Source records
==================================================

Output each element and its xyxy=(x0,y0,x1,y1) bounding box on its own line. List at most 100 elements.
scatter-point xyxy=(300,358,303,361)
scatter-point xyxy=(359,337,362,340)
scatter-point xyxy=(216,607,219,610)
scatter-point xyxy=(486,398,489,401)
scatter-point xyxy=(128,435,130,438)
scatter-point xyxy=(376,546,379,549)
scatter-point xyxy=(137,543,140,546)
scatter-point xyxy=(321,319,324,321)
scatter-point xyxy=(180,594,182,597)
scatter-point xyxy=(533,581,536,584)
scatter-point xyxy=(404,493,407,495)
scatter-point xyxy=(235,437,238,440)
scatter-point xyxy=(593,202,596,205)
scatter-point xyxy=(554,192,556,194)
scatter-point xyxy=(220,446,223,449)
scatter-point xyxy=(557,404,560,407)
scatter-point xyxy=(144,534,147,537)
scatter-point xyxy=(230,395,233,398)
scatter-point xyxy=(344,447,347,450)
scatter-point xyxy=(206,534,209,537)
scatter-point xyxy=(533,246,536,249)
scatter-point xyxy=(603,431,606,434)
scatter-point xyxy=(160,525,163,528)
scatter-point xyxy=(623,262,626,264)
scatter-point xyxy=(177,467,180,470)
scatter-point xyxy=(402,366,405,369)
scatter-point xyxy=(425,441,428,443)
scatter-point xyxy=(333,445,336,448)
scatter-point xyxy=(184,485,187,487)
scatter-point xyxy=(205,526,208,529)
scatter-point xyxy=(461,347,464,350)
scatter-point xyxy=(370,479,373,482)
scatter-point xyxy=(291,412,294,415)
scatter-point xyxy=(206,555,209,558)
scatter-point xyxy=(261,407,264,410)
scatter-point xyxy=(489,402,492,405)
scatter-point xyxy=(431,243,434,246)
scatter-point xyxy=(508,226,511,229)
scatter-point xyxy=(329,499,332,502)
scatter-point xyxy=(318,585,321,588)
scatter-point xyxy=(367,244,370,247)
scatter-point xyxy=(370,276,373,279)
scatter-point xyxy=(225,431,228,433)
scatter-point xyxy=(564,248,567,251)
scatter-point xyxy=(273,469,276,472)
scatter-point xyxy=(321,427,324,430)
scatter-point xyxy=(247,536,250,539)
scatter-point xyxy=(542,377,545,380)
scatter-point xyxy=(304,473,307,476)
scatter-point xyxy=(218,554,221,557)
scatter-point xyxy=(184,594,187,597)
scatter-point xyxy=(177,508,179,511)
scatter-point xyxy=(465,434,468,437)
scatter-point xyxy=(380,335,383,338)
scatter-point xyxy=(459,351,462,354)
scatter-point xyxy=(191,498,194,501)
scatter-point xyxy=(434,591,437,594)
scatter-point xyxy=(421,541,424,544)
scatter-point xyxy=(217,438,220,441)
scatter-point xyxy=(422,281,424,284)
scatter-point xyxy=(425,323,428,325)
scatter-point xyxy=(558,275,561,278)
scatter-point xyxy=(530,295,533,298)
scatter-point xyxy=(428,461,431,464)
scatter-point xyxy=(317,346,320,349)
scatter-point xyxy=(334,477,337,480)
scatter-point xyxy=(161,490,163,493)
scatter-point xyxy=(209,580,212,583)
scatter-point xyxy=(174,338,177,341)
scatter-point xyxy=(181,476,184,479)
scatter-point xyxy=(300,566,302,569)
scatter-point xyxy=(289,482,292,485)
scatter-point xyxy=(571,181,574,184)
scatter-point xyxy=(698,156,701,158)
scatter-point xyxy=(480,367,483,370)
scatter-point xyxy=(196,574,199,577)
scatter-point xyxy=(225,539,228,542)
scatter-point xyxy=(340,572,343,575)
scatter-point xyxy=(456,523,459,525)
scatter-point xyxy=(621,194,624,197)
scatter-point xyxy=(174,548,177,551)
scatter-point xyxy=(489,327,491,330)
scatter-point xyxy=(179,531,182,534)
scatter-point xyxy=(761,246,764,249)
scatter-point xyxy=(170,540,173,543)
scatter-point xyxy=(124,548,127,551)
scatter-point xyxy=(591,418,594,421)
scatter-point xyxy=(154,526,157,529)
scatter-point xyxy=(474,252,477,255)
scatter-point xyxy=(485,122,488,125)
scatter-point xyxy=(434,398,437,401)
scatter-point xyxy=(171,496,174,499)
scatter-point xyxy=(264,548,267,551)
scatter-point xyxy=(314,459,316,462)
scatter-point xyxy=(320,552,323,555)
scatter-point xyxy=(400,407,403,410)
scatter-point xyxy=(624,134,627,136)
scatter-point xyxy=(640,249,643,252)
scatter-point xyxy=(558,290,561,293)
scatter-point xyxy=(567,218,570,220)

==================================================

_STATED PROBLEM_. Copy the source records verbatim, starting with the first line and ending after the line that contains "scatter-point xyxy=(273,469,276,472)".

_RESULT OF THE TASK_.
Output each element and its xyxy=(x0,y0,x1,y1) bounding box on its own line. List at most 100 elements.
scatter-point xyxy=(300,358,303,361)
scatter-point xyxy=(359,337,362,340)
scatter-point xyxy=(216,607,219,610)
scatter-point xyxy=(486,398,489,401)
scatter-point xyxy=(128,435,130,438)
scatter-point xyxy=(376,546,379,549)
scatter-point xyxy=(137,543,140,546)
scatter-point xyxy=(321,319,324,321)
scatter-point xyxy=(180,594,182,597)
scatter-point xyxy=(533,581,536,584)
scatter-point xyxy=(404,493,407,495)
scatter-point xyxy=(235,437,238,440)
scatter-point xyxy=(593,202,596,205)
scatter-point xyxy=(554,192,556,194)
scatter-point xyxy=(220,446,223,449)
scatter-point xyxy=(557,404,560,407)
scatter-point xyxy=(144,534,147,537)
scatter-point xyxy=(230,395,233,398)
scatter-point xyxy=(344,447,347,450)
scatter-point xyxy=(206,534,209,537)
scatter-point xyxy=(533,246,536,249)
scatter-point xyxy=(603,431,606,434)
scatter-point xyxy=(160,525,163,528)
scatter-point xyxy=(623,262,626,264)
scatter-point xyxy=(177,467,180,470)
scatter-point xyxy=(402,366,405,369)
scatter-point xyxy=(425,441,428,443)
scatter-point xyxy=(333,445,336,448)
scatter-point xyxy=(184,485,187,487)
scatter-point xyxy=(205,526,208,529)
scatter-point xyxy=(461,347,464,350)
scatter-point xyxy=(370,479,373,482)
scatter-point xyxy=(291,412,294,415)
scatter-point xyxy=(206,555,209,558)
scatter-point xyxy=(261,407,264,410)
scatter-point xyxy=(489,402,492,405)
scatter-point xyxy=(431,243,434,246)
scatter-point xyxy=(508,226,511,229)
scatter-point xyxy=(329,499,332,502)
scatter-point xyxy=(318,585,321,588)
scatter-point xyxy=(367,244,370,247)
scatter-point xyxy=(370,276,373,279)
scatter-point xyxy=(225,431,228,433)
scatter-point xyxy=(564,248,567,251)
scatter-point xyxy=(273,469,276,472)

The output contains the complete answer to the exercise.